- _STATED EXERCISE_
Give the number of lines in the entries that contain "name". State only the count.

[Source data]
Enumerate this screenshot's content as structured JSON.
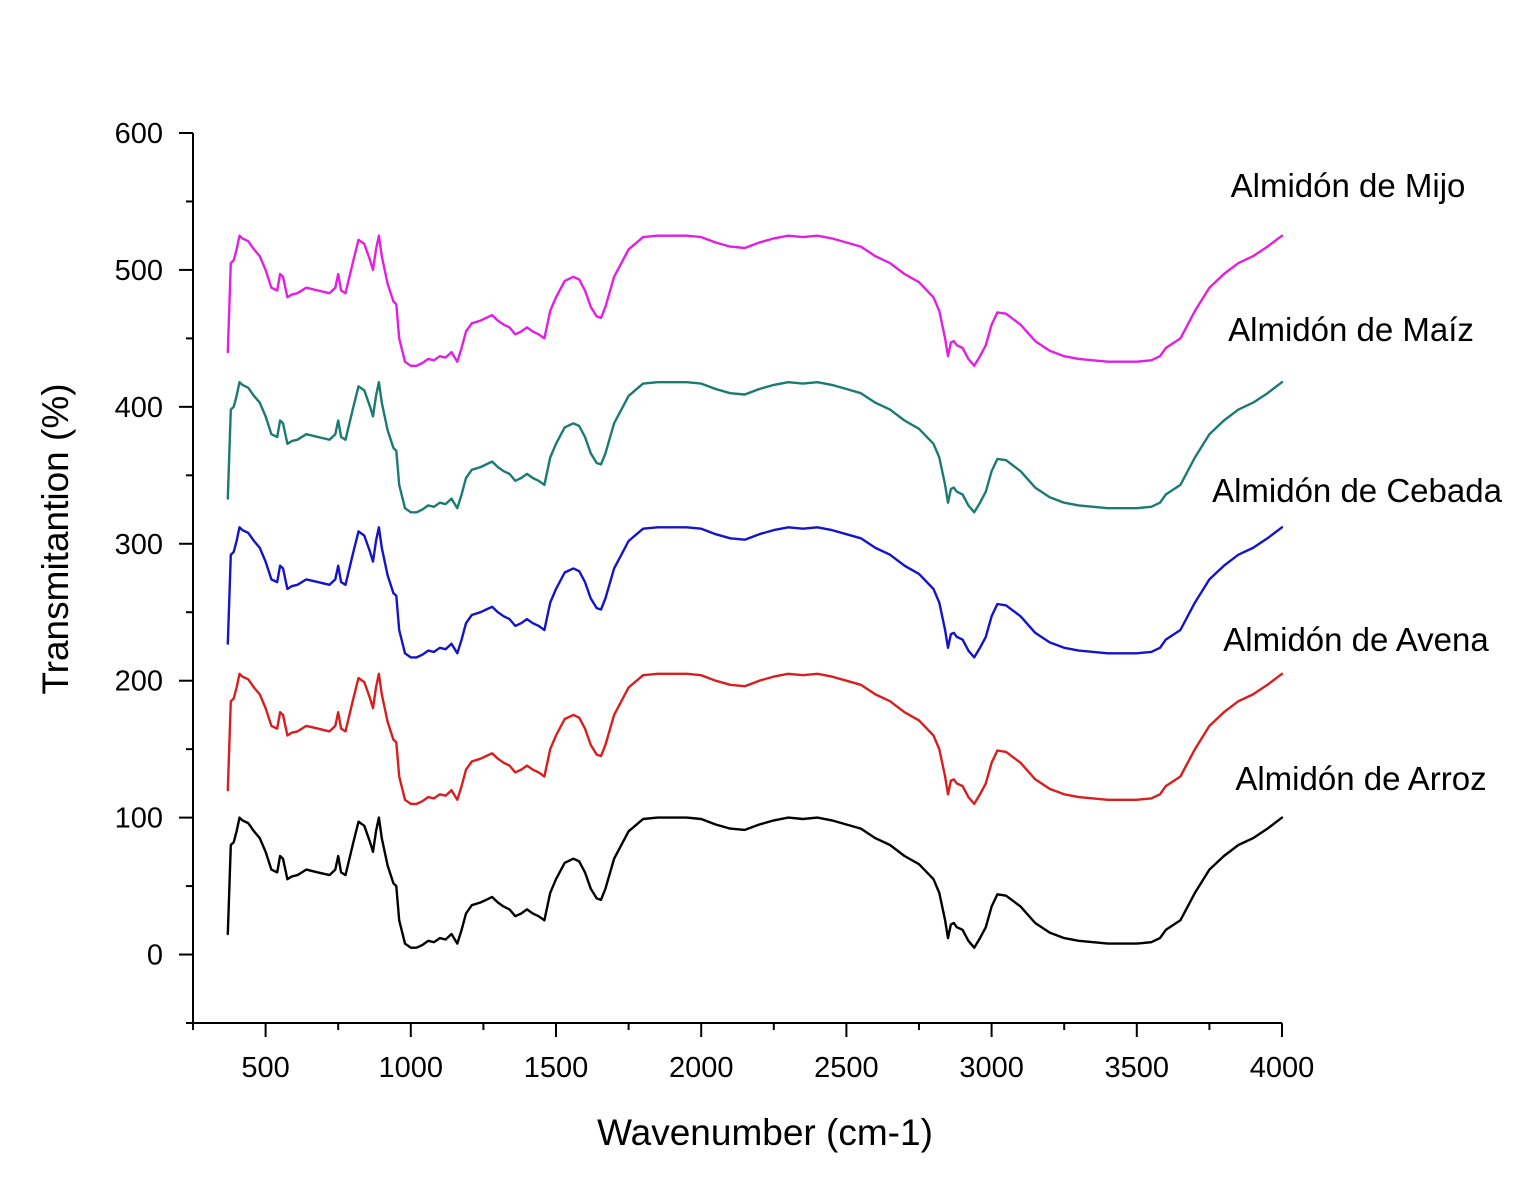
{
  "chart_data": {
    "type": "line",
    "xlabel": "Wavenumber (cm-1)",
    "ylabel": "Transmitantion (%)",
    "xlim": [
      250,
      4000
    ],
    "ylim": [
      -50,
      600
    ],
    "x_ticks": [
      500,
      1000,
      1500,
      2000,
      2500,
      3000,
      3500,
      4000
    ],
    "y_ticks": [
      0,
      100,
      200,
      300,
      400,
      500,
      600
    ],
    "grid": false,
    "base_spectrum_x": [
      370,
      380,
      390,
      400,
      410,
      420,
      440,
      460,
      480,
      500,
      520,
      540,
      550,
      560,
      575,
      590,
      610,
      640,
      680,
      720,
      740,
      750,
      760,
      775,
      800,
      820,
      840,
      860,
      870,
      880,
      890,
      900,
      920,
      940,
      950,
      960,
      980,
      1000,
      1020,
      1040,
      1060,
      1080,
      1100,
      1120,
      1140,
      1160,
      1175,
      1190,
      1210,
      1240,
      1260,
      1280,
      1300,
      1320,
      1340,
      1360,
      1380,
      1400,
      1420,
      1440,
      1460,
      1480,
      1500,
      1530,
      1560,
      1580,
      1600,
      1620,
      1640,
      1655,
      1670,
      1700,
      1750,
      1800,
      1850,
      1900,
      1950,
      2000,
      2050,
      2100,
      2150,
      2200,
      2250,
      2300,
      2350,
      2400,
      2450,
      2500,
      2550,
      2600,
      2650,
      2700,
      2750,
      2800,
      2820,
      2840,
      2850,
      2860,
      2870,
      2880,
      2900,
      2920,
      2940,
      2960,
      2980,
      3000,
      3020,
      3050,
      3100,
      3150,
      3200,
      3250,
      3300,
      3350,
      3400,
      3450,
      3500,
      3550,
      3580,
      3600,
      3650,
      3700,
      3750,
      3800,
      3850,
      3900,
      3950,
      4000
    ],
    "base_spectrum_y": [
      15,
      80,
      82,
      90,
      100,
      98,
      96,
      90,
      85,
      75,
      62,
      60,
      72,
      70,
      55,
      57,
      58,
      62,
      60,
      58,
      62,
      72,
      60,
      58,
      80,
      97,
      94,
      82,
      75,
      90,
      100,
      85,
      65,
      52,
      50,
      25,
      8,
      5,
      5,
      7,
      10,
      9,
      12,
      11,
      15,
      8,
      18,
      30,
      36,
      38,
      40,
      42,
      38,
      35,
      33,
      28,
      30,
      33,
      30,
      28,
      25,
      45,
      55,
      67,
      70,
      68,
      60,
      48,
      41,
      40,
      48,
      70,
      90,
      99,
      100,
      100,
      100,
      99,
      95,
      92,
      91,
      95,
      98,
      100,
      99,
      100,
      98,
      95,
      92,
      85,
      80,
      72,
      66,
      55,
      45,
      25,
      12,
      22,
      23,
      20,
      18,
      10,
      5,
      12,
      20,
      35,
      44,
      43,
      35,
      23,
      16,
      12,
      10,
      9,
      8,
      8,
      8,
      9,
      12,
      18,
      25,
      45,
      62,
      72,
      80,
      85,
      92,
      100
    ],
    "series": [
      {
        "name": "Almidón de Arroz",
        "offset": 0,
        "color": "#000000"
      },
      {
        "name": "Almidón de Avena",
        "offset": 105,
        "color": "#d81e1e"
      },
      {
        "name": "Almidón de Cebada",
        "offset": 212,
        "color": "#1414c8"
      },
      {
        "name": "Almidón de Maíz",
        "offset": 318,
        "color": "#1b7b72"
      },
      {
        "name": "Almidón de Mijo",
        "offset": 425,
        "color": "#e21fe2"
      }
    ]
  }
}
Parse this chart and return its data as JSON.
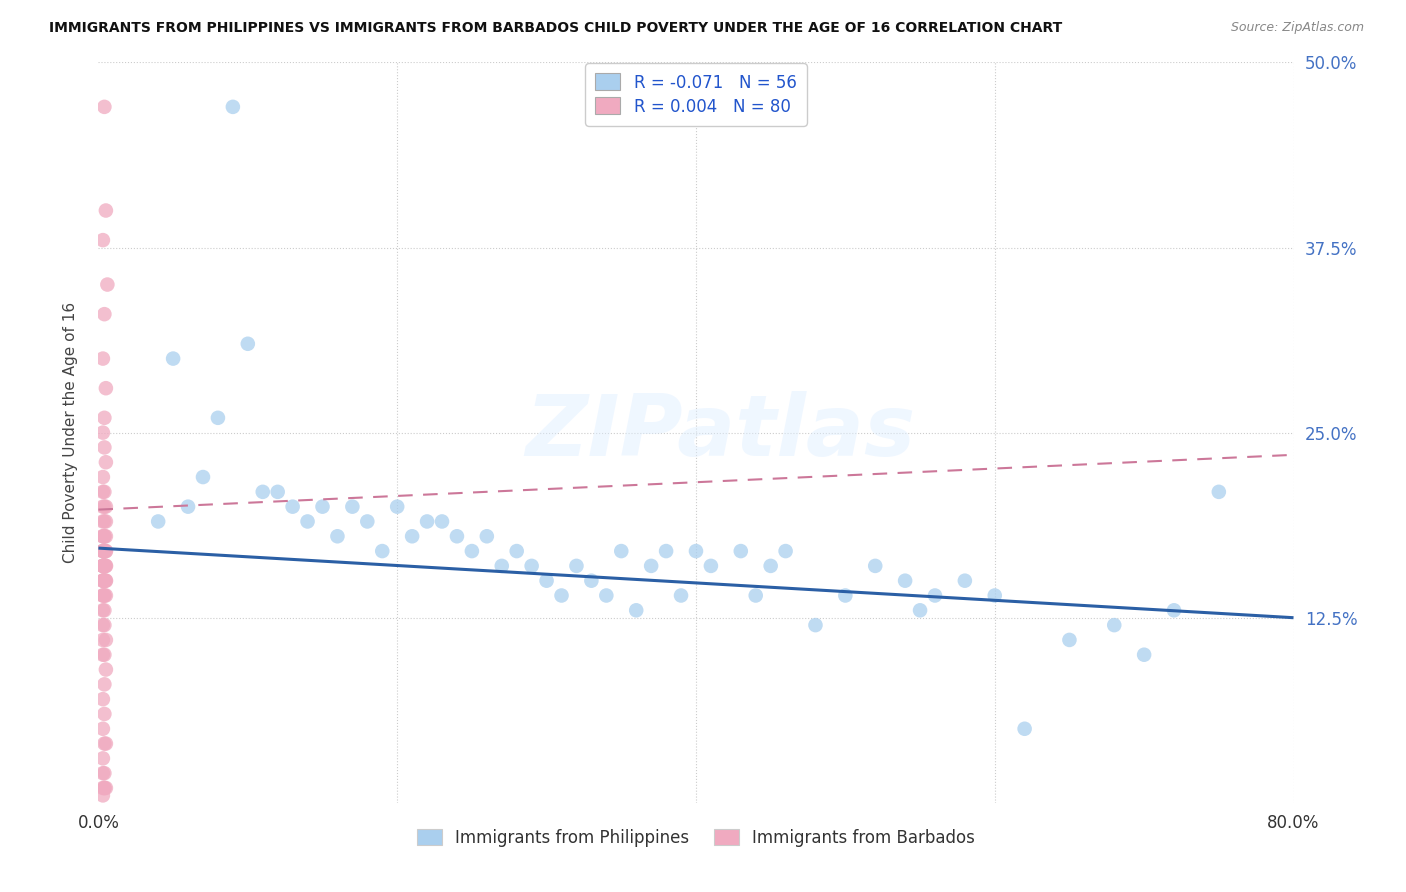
{
  "title": "IMMIGRANTS FROM PHILIPPINES VS IMMIGRANTS FROM BARBADOS CHILD POVERTY UNDER THE AGE OF 16 CORRELATION CHART",
  "source": "Source: ZipAtlas.com",
  "ylabel": "Child Poverty Under the Age of 16",
  "philippines_R": -0.071,
  "philippines_N": 56,
  "barbados_R": 0.004,
  "barbados_N": 80,
  "philippines_color": "#aacfee",
  "barbados_color": "#f0aac0",
  "philippines_line_color": "#2b5fa5",
  "barbados_line_color": "#cc7799",
  "background_color": "#ffffff",
  "watermark": "ZIPatlas",
  "phil_trend_start": 0.172,
  "phil_trend_end": 0.125,
  "barb_trend_start": 0.198,
  "barb_trend_end": 0.235,
  "xlim": [
    0,
    0.8
  ],
  "ylim": [
    0,
    0.5
  ],
  "yticks": [
    0,
    0.125,
    0.25,
    0.375,
    0.5
  ],
  "ytick_labels_right": [
    "",
    "12.5%",
    "25.0%",
    "37.5%",
    "50.0%"
  ],
  "xtick_labels": [
    "0.0%",
    "",
    "",
    "",
    "80.0%"
  ],
  "legend_text_1": "R = -0.071   N = 56",
  "legend_text_2": "R = 0.004   N = 80",
  "bottom_label_1": "Immigrants from Philippines",
  "bottom_label_2": "Immigrants from Barbados",
  "philippines_x": [
    0.09,
    0.05,
    0.08,
    0.1,
    0.06,
    0.07,
    0.04,
    0.11,
    0.13,
    0.12,
    0.15,
    0.14,
    0.17,
    0.16,
    0.18,
    0.2,
    0.19,
    0.22,
    0.21,
    0.23,
    0.24,
    0.25,
    0.26,
    0.27,
    0.28,
    0.29,
    0.3,
    0.32,
    0.31,
    0.33,
    0.35,
    0.34,
    0.36,
    0.38,
    0.37,
    0.4,
    0.39,
    0.41,
    0.43,
    0.45,
    0.44,
    0.46,
    0.48,
    0.5,
    0.52,
    0.54,
    0.55,
    0.56,
    0.58,
    0.6,
    0.62,
    0.65,
    0.68,
    0.7,
    0.72,
    0.75
  ],
  "philippines_y": [
    0.47,
    0.3,
    0.26,
    0.31,
    0.2,
    0.22,
    0.19,
    0.21,
    0.2,
    0.21,
    0.2,
    0.19,
    0.2,
    0.18,
    0.19,
    0.2,
    0.17,
    0.19,
    0.18,
    0.19,
    0.18,
    0.17,
    0.18,
    0.16,
    0.17,
    0.16,
    0.15,
    0.16,
    0.14,
    0.15,
    0.17,
    0.14,
    0.13,
    0.17,
    0.16,
    0.17,
    0.14,
    0.16,
    0.17,
    0.16,
    0.14,
    0.17,
    0.12,
    0.14,
    0.16,
    0.15,
    0.13,
    0.14,
    0.15,
    0.14,
    0.05,
    0.11,
    0.12,
    0.1,
    0.13,
    0.21
  ],
  "barbados_x": [
    0.004,
    0.005,
    0.003,
    0.006,
    0.004,
    0.003,
    0.005,
    0.004,
    0.003,
    0.004,
    0.005,
    0.003,
    0.004,
    0.003,
    0.005,
    0.004,
    0.003,
    0.005,
    0.004,
    0.003,
    0.004,
    0.005,
    0.003,
    0.004,
    0.003,
    0.005,
    0.004,
    0.003,
    0.004,
    0.003,
    0.004,
    0.005,
    0.003,
    0.004,
    0.003,
    0.005,
    0.004,
    0.003,
    0.004,
    0.003,
    0.004,
    0.005,
    0.003,
    0.004,
    0.003,
    0.005,
    0.004,
    0.003,
    0.004,
    0.003,
    0.004,
    0.005,
    0.003,
    0.004,
    0.003,
    0.005,
    0.004,
    0.003,
    0.004,
    0.003,
    0.004,
    0.005,
    0.003,
    0.004,
    0.003,
    0.005,
    0.004,
    0.003,
    0.004,
    0.003,
    0.004,
    0.005,
    0.003,
    0.004,
    0.003,
    0.005,
    0.004,
    0.003,
    0.004,
    0.003
  ],
  "barbados_y": [
    0.47,
    0.4,
    0.38,
    0.35,
    0.33,
    0.3,
    0.28,
    0.26,
    0.25,
    0.24,
    0.23,
    0.22,
    0.21,
    0.21,
    0.2,
    0.2,
    0.2,
    0.19,
    0.19,
    0.19,
    0.18,
    0.18,
    0.18,
    0.18,
    0.18,
    0.17,
    0.17,
    0.17,
    0.17,
    0.17,
    0.17,
    0.17,
    0.17,
    0.16,
    0.16,
    0.16,
    0.16,
    0.16,
    0.16,
    0.16,
    0.16,
    0.16,
    0.16,
    0.16,
    0.15,
    0.15,
    0.15,
    0.15,
    0.15,
    0.15,
    0.15,
    0.15,
    0.14,
    0.14,
    0.14,
    0.14,
    0.14,
    0.13,
    0.13,
    0.12,
    0.12,
    0.11,
    0.11,
    0.1,
    0.1,
    0.09,
    0.08,
    0.07,
    0.06,
    0.05,
    0.04,
    0.04,
    0.03,
    0.02,
    0.02,
    0.01,
    0.01,
    0.01,
    0.01,
    0.005
  ]
}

- _PROBLEM SOLUTION_
5